**Instructions to follow**. Could you output each line of the data that follows exactly?

Extracted records:
══════════
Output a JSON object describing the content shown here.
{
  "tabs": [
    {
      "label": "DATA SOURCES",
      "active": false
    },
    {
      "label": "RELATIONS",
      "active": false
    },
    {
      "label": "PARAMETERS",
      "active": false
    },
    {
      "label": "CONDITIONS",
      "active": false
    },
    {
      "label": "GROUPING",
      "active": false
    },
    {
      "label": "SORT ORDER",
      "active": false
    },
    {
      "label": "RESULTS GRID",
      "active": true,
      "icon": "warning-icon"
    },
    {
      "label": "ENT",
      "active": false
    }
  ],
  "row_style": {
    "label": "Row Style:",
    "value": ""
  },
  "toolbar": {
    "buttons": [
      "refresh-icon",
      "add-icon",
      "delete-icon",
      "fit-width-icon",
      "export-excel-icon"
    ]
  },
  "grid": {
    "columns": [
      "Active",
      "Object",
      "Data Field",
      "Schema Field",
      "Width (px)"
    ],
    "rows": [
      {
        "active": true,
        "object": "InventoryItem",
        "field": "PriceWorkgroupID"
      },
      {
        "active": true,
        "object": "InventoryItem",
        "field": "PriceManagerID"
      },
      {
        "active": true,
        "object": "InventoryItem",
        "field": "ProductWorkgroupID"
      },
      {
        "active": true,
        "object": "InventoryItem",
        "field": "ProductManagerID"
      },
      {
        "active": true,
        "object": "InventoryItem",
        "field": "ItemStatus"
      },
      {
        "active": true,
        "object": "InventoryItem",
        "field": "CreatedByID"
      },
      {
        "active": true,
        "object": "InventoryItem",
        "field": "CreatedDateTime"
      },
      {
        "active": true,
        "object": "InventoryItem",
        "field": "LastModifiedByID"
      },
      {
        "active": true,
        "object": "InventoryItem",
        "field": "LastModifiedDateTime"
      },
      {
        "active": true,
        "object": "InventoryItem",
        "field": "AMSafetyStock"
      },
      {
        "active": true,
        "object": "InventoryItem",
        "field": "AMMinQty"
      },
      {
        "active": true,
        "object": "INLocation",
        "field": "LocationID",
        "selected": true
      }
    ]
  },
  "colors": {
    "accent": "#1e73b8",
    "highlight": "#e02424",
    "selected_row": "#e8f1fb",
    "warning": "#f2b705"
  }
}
══════════
**In response**.
Output a JSON object describing the content shown here.
{
  "tabs": [
    {
      "label": "DATA SOURCES",
      "active": false
    },
    {
      "label": "RELATIONS",
      "active": false
    },
    {
      "label": "PARAMETERS",
      "active": false
    },
    {
      "label": "CONDITIONS",
      "active": false
    },
    {
      "label": "GROUPING",
      "active": false
    },
    {
      "label": "SORT ORDER",
      "active": false
    },
    {
      "label": "RESULTS GRID",
      "active": true,
      "icon": "warning-icon"
    },
    {
      "label": "ENT",
      "active": false
    }
  ],
  "row_style": {
    "label": "Row Style:",
    "value": ""
  },
  "toolbar": {
    "buttons": [
      "refresh-icon",
      "add-icon",
      "delete-icon",
      "fit-width-icon",
      "export-excel-icon"
    ]
  },
  "grid": {
    "columns": [
      "Active",
      "Object",
      "Data Field",
      "Schema Field",
      "Width (px)"
    ],
    "rows": [
      {
        "active": true,
        "object": "InventoryItem",
        "field": "PriceWorkgroupID"
      },
      {
        "active": true,
        "object": "InventoryItem",
        "field": "PriceManagerID"
      },
      {
        "active": true,
        "object": "InventoryItem",
        "field": "ProductWorkgroupID"
      },
      {
        "active": true,
        "object": "InventoryItem",
        "field": "ProductManagerID"
      },
      {
        "active": true,
        "object": "InventoryItem",
        "field": "ItemStatus"
      },
      {
        "active": true,
        "object": "InventoryItem",
        "field": "CreatedByID"
      },
      {
        "active": true,
        "object": "InventoryItem",
        "field": "CreatedDateTime"
      },
      {
        "active": true,
        "object": "InventoryItem",
        "field": "LastModifiedByID"
      },
      {
        "active": true,
        "object": "InventoryItem",
        "field": "LastModifiedDateTime"
      },
      {
        "active": true,
        "object": "InventoryItem",
        "field": "AMSafetyStock"
      },
      {
        "active": true,
        "object": "InventoryItem",
        "field": "AMMinQty"
      },
      {
        "active": true,
        "object": "INLocation",
        "field": "LocationID",
        "selected": true
      }
    ]
  },
  "colors": {
    "accent": "#1e73b8",
    "highlight": "#e02424",
    "selected_row": "#e8f1fb",
    "warning": "#f2b705"
  }
}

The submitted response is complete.